**Prompt**
Report how many lines of the records below contain the string "finger", with case counting. Give only the number.

Recorded data
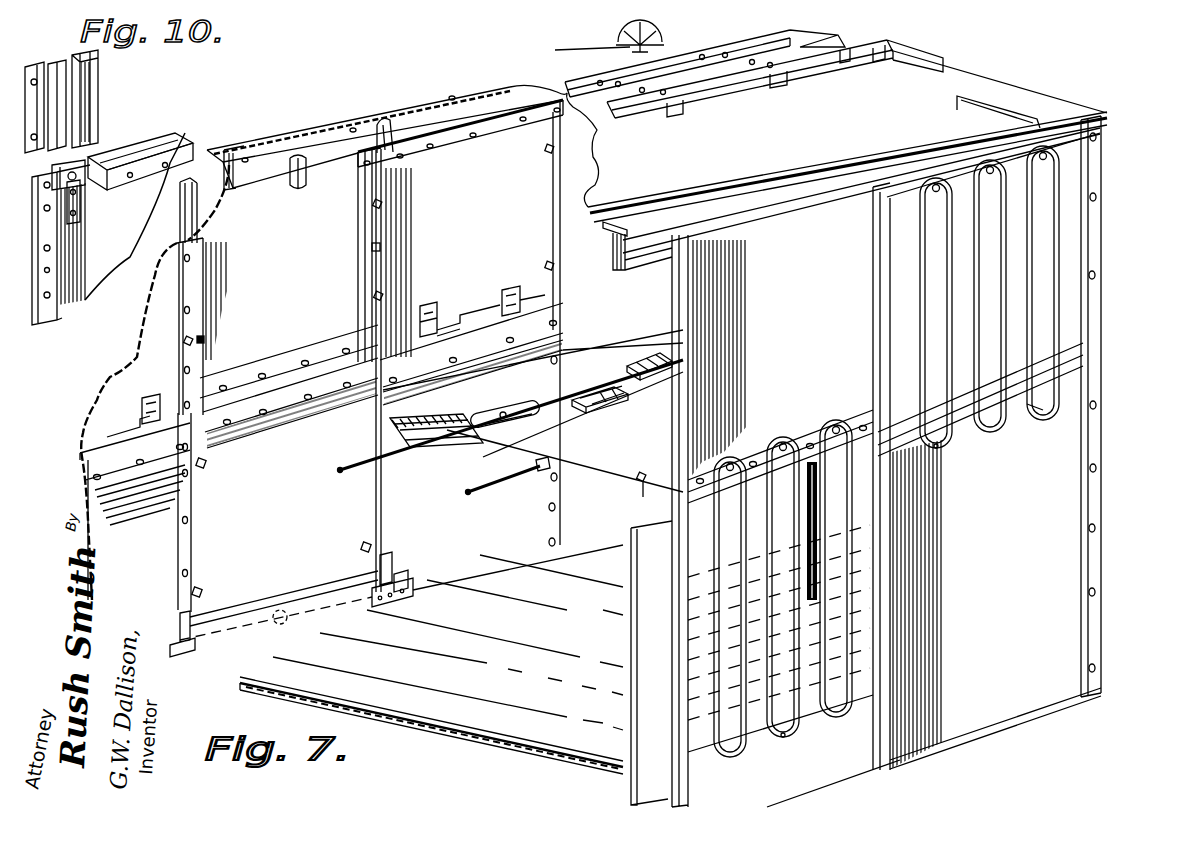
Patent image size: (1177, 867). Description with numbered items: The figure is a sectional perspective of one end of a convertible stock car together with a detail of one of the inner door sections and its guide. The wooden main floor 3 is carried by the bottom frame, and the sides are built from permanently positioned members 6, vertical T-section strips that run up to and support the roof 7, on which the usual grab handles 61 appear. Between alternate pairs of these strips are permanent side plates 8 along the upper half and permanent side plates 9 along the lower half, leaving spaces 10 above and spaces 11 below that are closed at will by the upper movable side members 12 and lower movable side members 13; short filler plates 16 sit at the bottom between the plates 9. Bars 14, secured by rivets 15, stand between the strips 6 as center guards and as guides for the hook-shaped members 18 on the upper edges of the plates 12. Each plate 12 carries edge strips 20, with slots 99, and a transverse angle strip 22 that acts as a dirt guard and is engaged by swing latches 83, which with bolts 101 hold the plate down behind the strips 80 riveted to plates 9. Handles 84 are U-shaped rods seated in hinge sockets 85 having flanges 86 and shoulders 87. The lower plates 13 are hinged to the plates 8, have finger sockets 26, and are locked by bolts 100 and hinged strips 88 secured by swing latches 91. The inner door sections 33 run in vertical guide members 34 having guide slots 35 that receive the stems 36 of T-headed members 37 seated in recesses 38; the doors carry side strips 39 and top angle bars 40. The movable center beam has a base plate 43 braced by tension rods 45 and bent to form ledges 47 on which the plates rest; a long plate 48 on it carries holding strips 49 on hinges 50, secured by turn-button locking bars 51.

In FIG. 7, the main floor 3 is at (431, 659).
In FIG. 7, the permanently positioned members 6 is at (689, 780).
In FIG. 7, the roof 7 is at (831, 145).
In FIG. 7, the permanent side plates 8 is at (779, 480).
In FIG. 7, the permanent side plates 9 is at (749, 476).
In FIG. 7, the spaces 10 is at (1070, 312).
In FIG. 7, the spaces 11 is at (870, 540).
In FIG. 7, the movable side members 12 is at (515, 216).
In FIG. 7, the movable side members 13 is at (180, 512).
In FIG. 7, the bars 14 is at (1055, 273).
In FIG. 7, the rivets 15 is at (937, 450).
In FIG. 7, the short filler plates 16 is at (765, 664).
In FIG. 7, the hook-shaped members 18 is at (1046, 412).
In FIG. 7, the edge strips 20 is at (366, 237).
In FIG. 7, the transverse angle strips 22 is at (470, 150).
In FIG. 7, the finger sockets 26 is at (278, 622).
In FIG. 10, the movable inner door sections 33 is at (108, 229).
In FIG. 10, the vertical guide members 34 is at (58, 66).
In FIG. 10, the guide slots 35 is at (70, 98).
In FIG. 10, the stems 36 is at (82, 186).
In FIG. 10, the T-headed members 37 is at (80, 165).
In FIG. 10, the recesses 38 is at (135, 160).
In FIG. 10, the strips 39 is at (45, 270).
In FIG. 10, the angle bars 40 is at (180, 145).
In FIG. 7, the angle bars 40 is at (387, 137).
In FIG. 7, the base plate 43 is at (430, 447).
In FIG. 7, the tension rods 45 is at (490, 495).
In FIG. 7, the ledges 47 is at (540, 472).
In FIG. 7, the long plate 48 is at (621, 378).
In FIG. 7, the holding strips 49 is at (452, 408).
In FIG. 7, the hinges 50 is at (590, 390).
In FIG. 7, the locking bars 51 is at (512, 408).
In FIG. 7, the grab handles 61 is at (972, 101).
In FIG. 7, the strips 80 is at (441, 375).
In FIG. 7, the swing latches 83 is at (384, 120).
In FIG. 7, the handles 84 is at (466, 330).
In FIG. 7, the hinge sockets 85 is at (522, 300).
In FIG. 7, the flanges 86 is at (512, 288).
In FIG. 7, the shoulders 87 is at (440, 306).
In FIG. 7, the hinged strips 88 is at (333, 585).
In FIG. 7, the swing latches 91 is at (395, 566).
In FIG. 7, the slots 99 is at (206, 339).
In FIG. 7, the bolts 100 is at (205, 463).
In FIG. 7, the bolts 101 is at (186, 342).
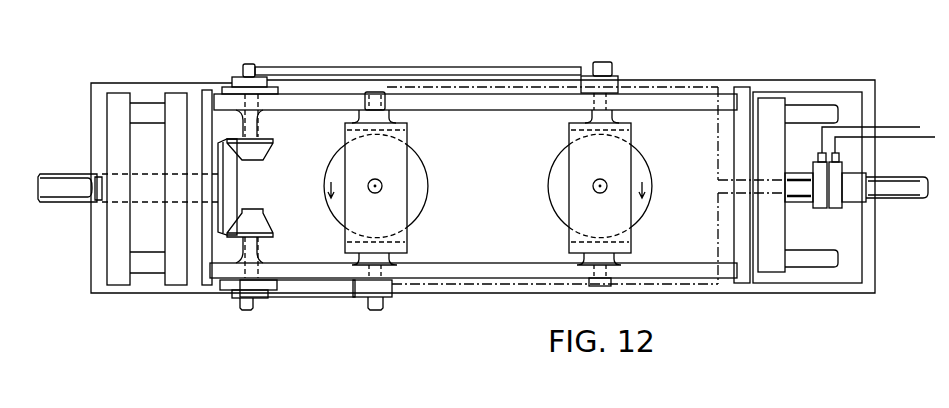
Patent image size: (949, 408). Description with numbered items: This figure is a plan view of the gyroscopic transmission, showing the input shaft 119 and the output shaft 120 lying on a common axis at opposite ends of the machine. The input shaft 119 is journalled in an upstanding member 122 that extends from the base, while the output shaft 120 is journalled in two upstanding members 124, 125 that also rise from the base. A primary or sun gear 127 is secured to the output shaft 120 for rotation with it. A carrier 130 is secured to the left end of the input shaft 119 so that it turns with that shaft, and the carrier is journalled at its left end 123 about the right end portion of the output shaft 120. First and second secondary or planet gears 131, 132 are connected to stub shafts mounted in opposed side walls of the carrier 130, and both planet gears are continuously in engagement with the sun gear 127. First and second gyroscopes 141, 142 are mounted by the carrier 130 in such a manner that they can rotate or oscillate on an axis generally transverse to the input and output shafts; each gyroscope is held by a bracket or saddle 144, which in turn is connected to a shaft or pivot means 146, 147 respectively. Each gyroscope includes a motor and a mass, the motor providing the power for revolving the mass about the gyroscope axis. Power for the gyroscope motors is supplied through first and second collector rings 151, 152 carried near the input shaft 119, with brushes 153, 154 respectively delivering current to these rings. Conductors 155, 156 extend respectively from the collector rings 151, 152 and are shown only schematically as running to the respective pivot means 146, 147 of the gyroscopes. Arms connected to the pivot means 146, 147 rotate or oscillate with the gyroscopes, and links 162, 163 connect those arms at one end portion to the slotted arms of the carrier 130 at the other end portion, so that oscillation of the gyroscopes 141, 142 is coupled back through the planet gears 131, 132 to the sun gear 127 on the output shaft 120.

**Answer to the exercise**
2